(ROWS):
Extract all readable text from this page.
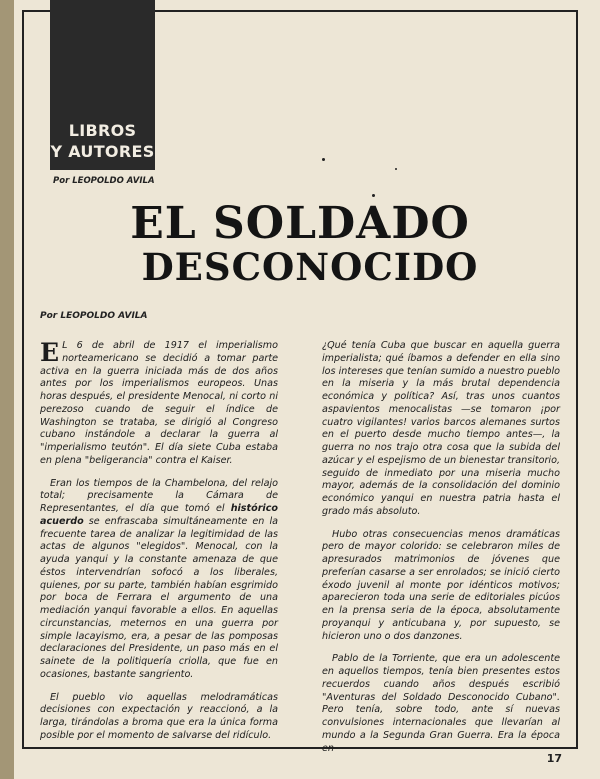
LIBROS
Y AUTORES
Por LEOPOLDO AVILA
EL SOLDADO
DESCONOCIDO
Por LEOPOLDO AVILA

E L 6 de abril de 1917 el imperialismo norteamericano se decidió a tomar parte activa en la guerra iniciada más de dos años antes por los imperialismos europeos. Unas horas después, el presidente Menocal, ni corto ni perezoso cuando de seguir el índice de Washington se trataba, se dirigió al Congreso cubano instándole a declarar la guerra al "imperialismo teutón". El día siete Cuba estaba en plena "beligerancia" contra el Kaiser.

Eran los tiempos de la Chambelona, del relajo total; precisamente la Cámara de Representantes, el día que tomó el histórico acuerdo se enfrascaba simultáneamente en la frecuente tarea de analizar la legitimidad de las actas de algunos "elegidos". Menocal, con la ayuda yanqui y la constante amenaza de que éstos intervendrían sofocó a los liberales, quienes, por su parte, también habían esgrimido por boca de Ferrara el argumento de una mediación yanqui favorable a ellos. En aquellas circunstancias, meternos en una guerra por simple lacayismo, era, a pesar de las pomposas declaraciones del Presidente, un paso más en el sainete de la politiquería criolla, que fue en ocasiones, bastante sangriento.

El pueblo vio aquellas melodramáticas decisiones con expectación y reaccionó, a la larga, tirándolas a broma que era la única forma posible por el momento de salvarse del ridículo.

¿Qué tenía Cuba que buscar en aquella guerra imperialista; qué íbamos a defender en ella sino los intereses que tenían sumido a nuestro pueblo en la miseria y la más brutal dependencia económica y política? Así, tras unos cuantos aspavientos menocalistas —se tomaron ¡por cuatro vigilantes! varios barcos alemanes surtos en el puerto desde mucho tiempo antes—, la guerra no nos trajo otra cosa que la subida del azúcar y el espejismo de un bienestar transitorio, seguido de inmediato por una miseria mucho mayor, además de la consolidación del dominio económico yanqui en nuestra patria hasta el grado más absoluto.

Hubo otras consecuencias menos dramáticas pero de mayor colorido: se celebraron miles de apresurados matrimonios de jóvenes que preferían casarse a ser enrolados; se inició cierto éxodo juvenil al monte por idénticos motivos; aparecieron toda una serie de editoriales picúos en la prensa seria de la época, absolutamente proyanqui y anticubana y, por supuesto, se hicieron uno o dos danzones.

Pablo de la Torriente, que era un adolescente en aquellos tiempos, tenía bien presentes estos recuerdos cuando años después escribió "Aventuras del Soldado Desconocido Cubano". Pero tenía, sobre todo, ante sí nuevas convulsiones internacionales que llevarían al mundo a la Segunda Gran Guerra. Era la época en

17
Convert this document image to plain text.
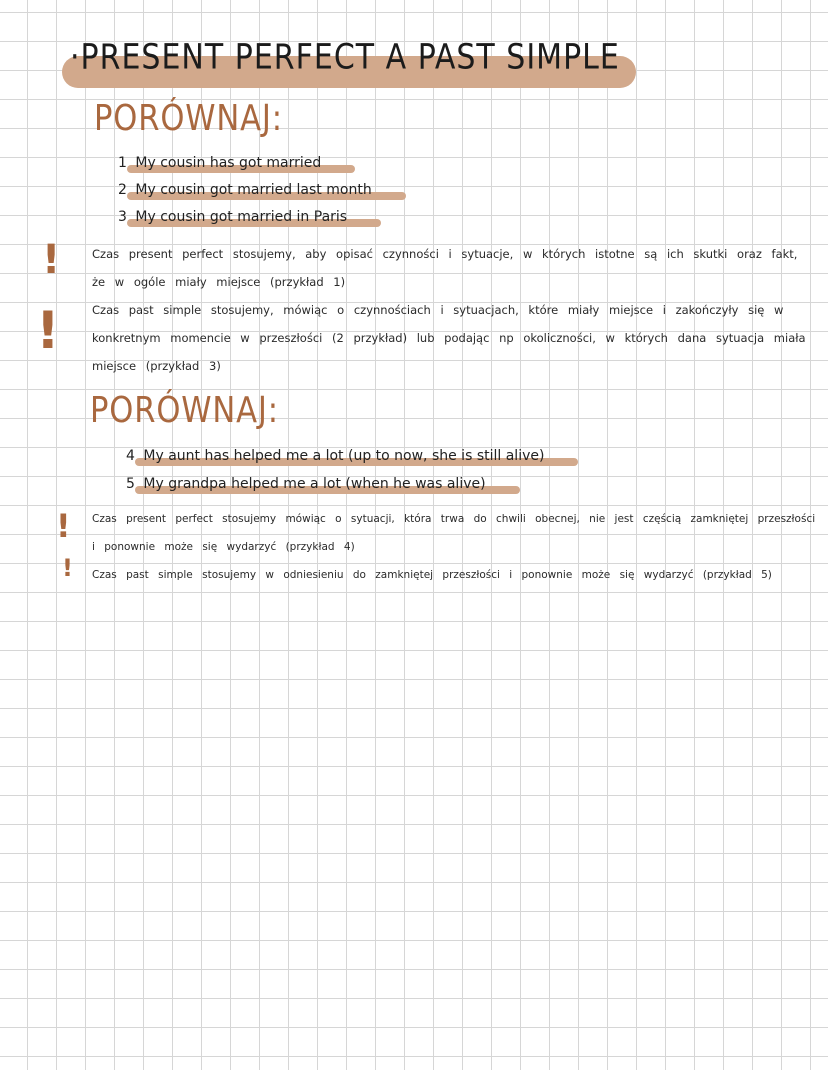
·PRESENT PERFECT A PAST SIMPLE
PORÓWNAJ:
1 My cousin has got married
2 My cousin got married last month
3 My cousin got married in Paris
!	Czas present perfect stosujemy, aby opisać czynności i sytuacje, w których istotne są ich skutki oraz fakt, że w ogóle miały miejsce (przykład 1)
!	Czas past simple stosujemy, mówiąc o czynnościach i sytuacjach, które miały miejsce i zakończyły się w konkretnym momencie w przeszłości (2 przykład) lub podając np okoliczności, w których dana sytuacja miała miejsce (przykład 3)
PORÓWNAJ:
4 My aunt has helped me a lot (up to now, she is still alive)
5 My grandpa helped me a lot (when he was alive)
! Czas present perfect stosujemy mówiąc o sytuacji, która trwa do chwili obecnej, nie jest częścią zamkniętej przeszłości i ponownie może się wydarzyć (przykład 4)
! Czas past simple stosujemy w odniesieniu do zamkniętej przeszłości i ponownie może się wydarzyć (przykład 5)
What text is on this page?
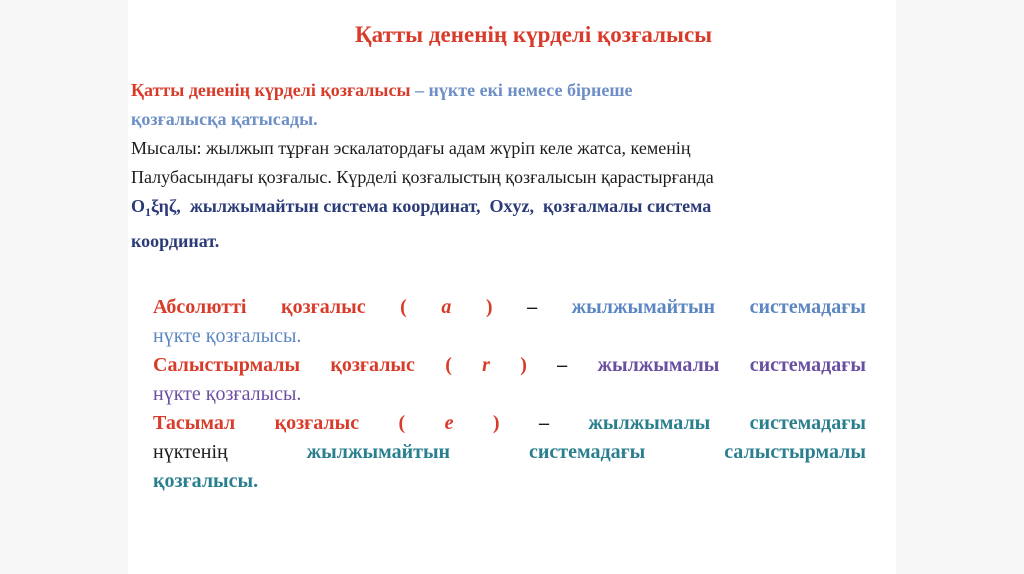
Қатты дененің күрделі қозғалысы
Қатты дененің күрделі қозғалысы – нүкте екі немесе бірнеше
қозғалысқа қатысады.
Мысалы: жылжып тұрған эскалатордағы адам жүріп келе жатса, кеменің
Палубасындағы қозғалыс. Күрделі қозғалыстың қозғалысын қарастырғанда
$O_1\xi\eta\zeta$, жылжымайтын система координат, Oxyz, қозғалмалы система
координат.
Абсолютті қозғалыс ( a ) – жылжымайтын системадағы
нүкте қозғалысы.
Салыстырмалы қозғалыс ( r ) – жылжымалы системадағы
нүкте қозғалысы.
Тасымал қозғалыс ( e ) – жылжымалы системадағы
нүктенің	жылжымайтын	системадағы	салыстырмалы
қозғалысы.
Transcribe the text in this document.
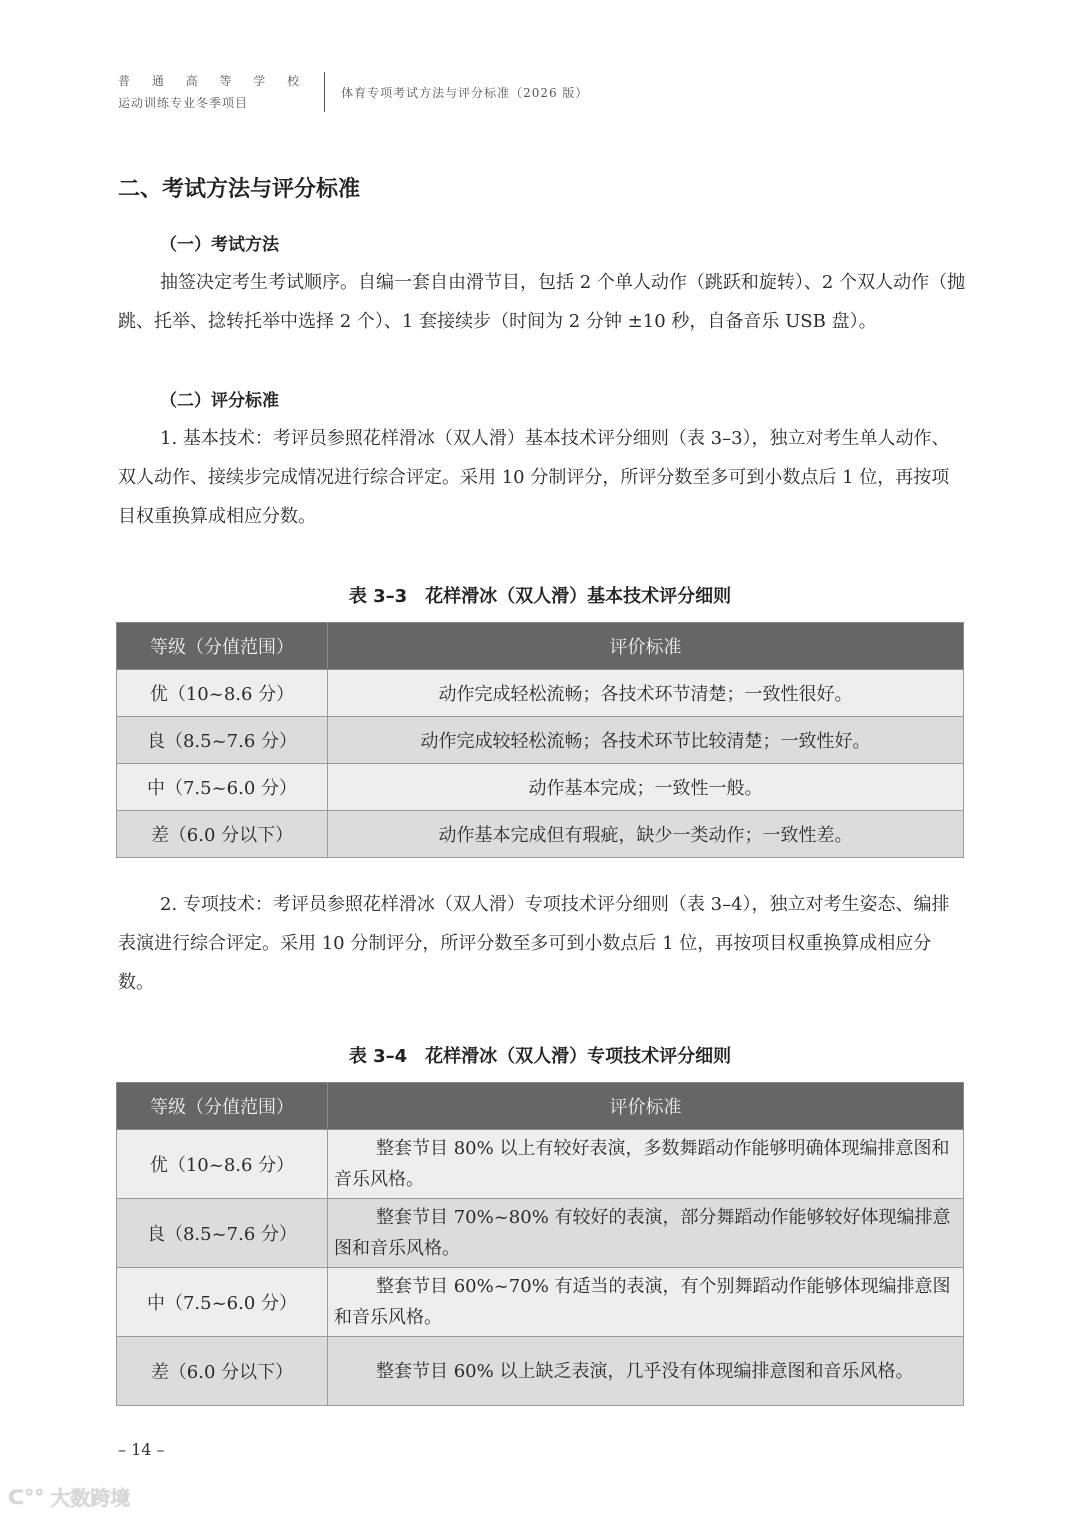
普 通 高 等 学 校
运动训练专业冬季项目
体育专项考试方法与评分标准（2026 版）
二、考试方法与评分标准
（一）考试方法
抽签决定考生考试顺序。自编一套自由滑节目，包括 2 个单人动作（跳跃和旋转）、2 个双人动作（抛跳、托举、捻转托举中选择 2 个）、1 套接续步（时间为 2 分钟 ±10 秒，自备音乐 USB 盘）。
（二）评分标准
1. 基本技术：考评员参照花样滑冰（双人滑）基本技术评分细则（表 3–3），独立对考生单人动作、双人动作、接续步完成情况进行综合评定。采用 10 分制评分，所评分数至多可到小数点后 1 位，再按项目权重换算成相应分数。
表 3–3　花样滑冰（双人滑）基本技术评分细则
等级（分值范围）	评价标准
优（10~8.6 分）	动作完成轻松流畅；各技术环节清楚；一致性很好。
良（8.5~7.6 分）	动作完成较轻松流畅；各技术环节比较清楚；一致性好。
中（7.5~6.0 分）	动作基本完成；一致性一般。
差（6.0 分以下）	动作基本完成但有瑕疵，缺少一类动作；一致性差。
2. 专项技术：考评员参照花样滑冰（双人滑）专项技术评分细则（表 3–4），独立对考生姿态、编排表演进行综合评定。采用 10 分制评分，所评分数至多可到小数点后 1 位，再按项目权重换算成相应分数。
表 3–4　花样滑冰（双人滑）专项技术评分细则
等级（分值范围）	评价标准
优（10~8.6 分）	整套节目 80% 以上有较好表演，多数舞蹈动作能够明确体现编排意图和音乐风格。

良（8.5~7.6 分）	整套节目 70%~80% 有较好的表演，部分舞蹈动作能够较好体现编排意图和音乐风格。

中（7.5~6.0 分）	整套节目 60%~70% 有适当的表演，有个别舞蹈动作能够体现编排意图和音乐风格。

差（6.0 分以下）	整套节目 60% 以上缺乏表演，几乎没有体现编排意图和音乐风格。
– 14 –
ᑕ°° 大数跨境
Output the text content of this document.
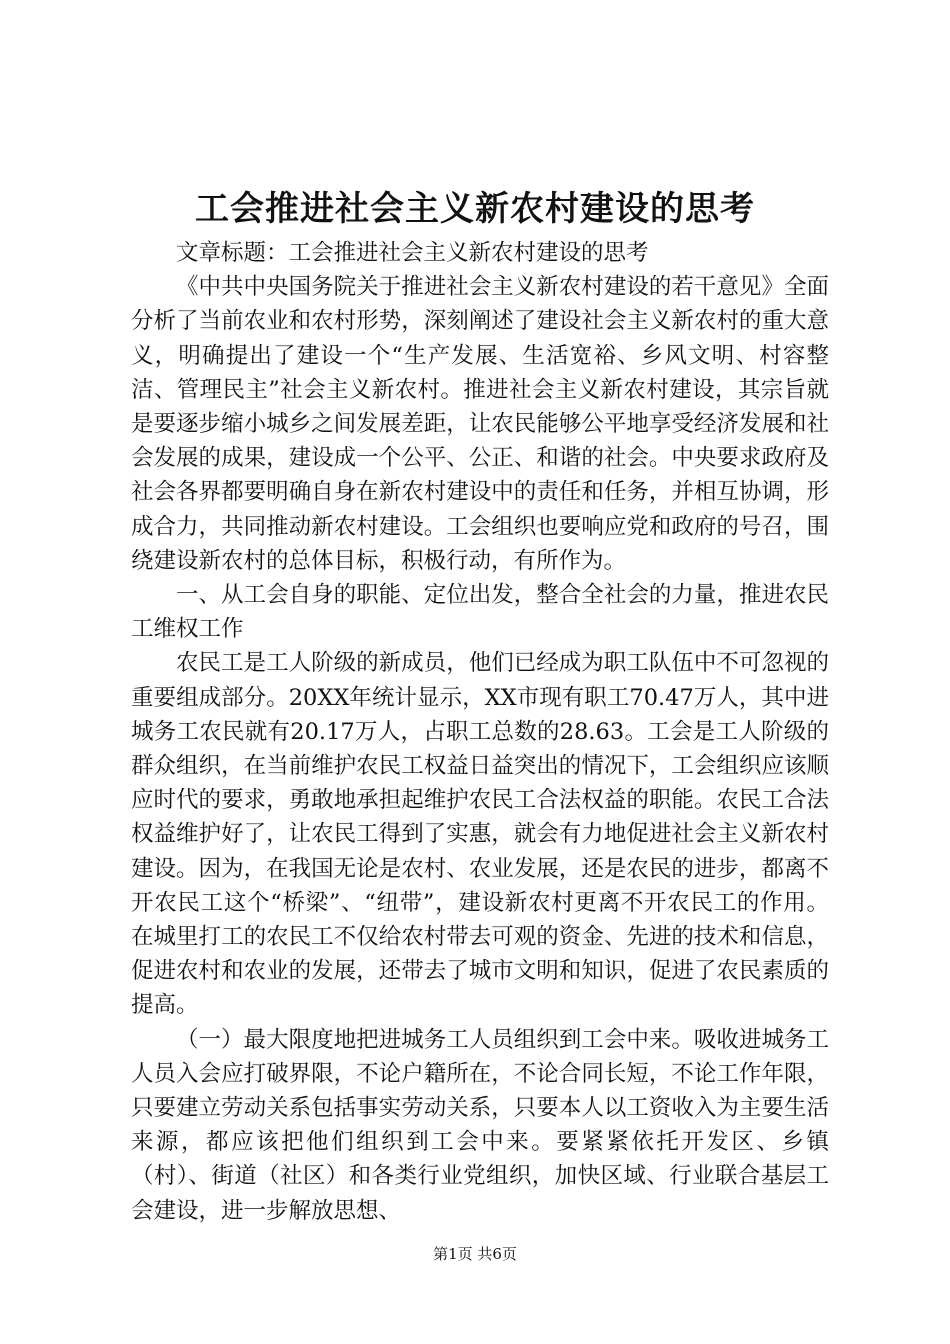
工会推进社会主义新农村建设的思考

文章标题：工会推进社会主义新农村建设的思考

《中共中央国务院关于推进社会主义新农村建设的若干意见》全面分析了当前农业和农村形势，深刻阐述了建设社会主义新农村的重大意义，明确提出了建设一个“生产发展、生活宽裕、乡风文明、村容整洁、管理民主”社会主义新农村。推进社会主义新农村建设，其宗旨就是要逐步缩小城乡之间发展差距，让农民能够公平地享受经济发展和社会发展的成果，建设成一个公平、公正、和谐的社会。中央要求政府及社会各界都要明确自身在新农村建设中的责任和任务，并相互协调，形成合力，共同推动新农村建设。工会组织也要响应党和政府的号召，围绕建设新农村的总体目标，积极行动，有所作为。

一、从工会自身的职能、定位出发，整合全社会的力量，推进农民工维权工作

农民工是工人阶级的新成员，他们已经成为职工队伍中不可忽视的重要组成部分。20XX年统计显示，XX市现有职工70.47万人，其中进城务工农民就有20.17万人，占职工总数的28.63。工会是工人阶级的群众组织，在当前维护农民工权益日益突出的情况下，工会组织应该顺应时代的要求，勇敢地承担起维护农民工合法权益的职能。农民工合法权益维护好了，让农民工得到了实惠，就会有力地促进社会主义新农村建设。因为，在我国无论是农村、农业发展，还是农民的进步，都离不开农民工这个“桥梁”、“纽带”，建设新农村更离不开农民工的作用。在城里打工的农民工不仅给农村带去可观的资金、先进的技术和信息，促进农村和农业的发展，还带去了城市文明和知识，促进了农民素质的提高。

（一）最大限度地把进城务工人员组织到工会中来。吸收进城务工人员入会应打破界限，不论户籍所在，不论合同长短，不论工作年限，只要建立劳动关系包括事实劳动关系，只要本人以工资收入为主要生活来源，都应该把他们组织到工会中来。要紧紧依托开发区、乡镇（村）、街道（社区）和各类行业党组织，加快区域、行业联合基层工会建设，进一步解放思想、

第1页 共6页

(GOAL): Filter the listing above by the word "married"; copy each line that passes.

(RESPONSE):
1 My cousin has got married
2 My cousin got married last month
3 My cousin got married in Paris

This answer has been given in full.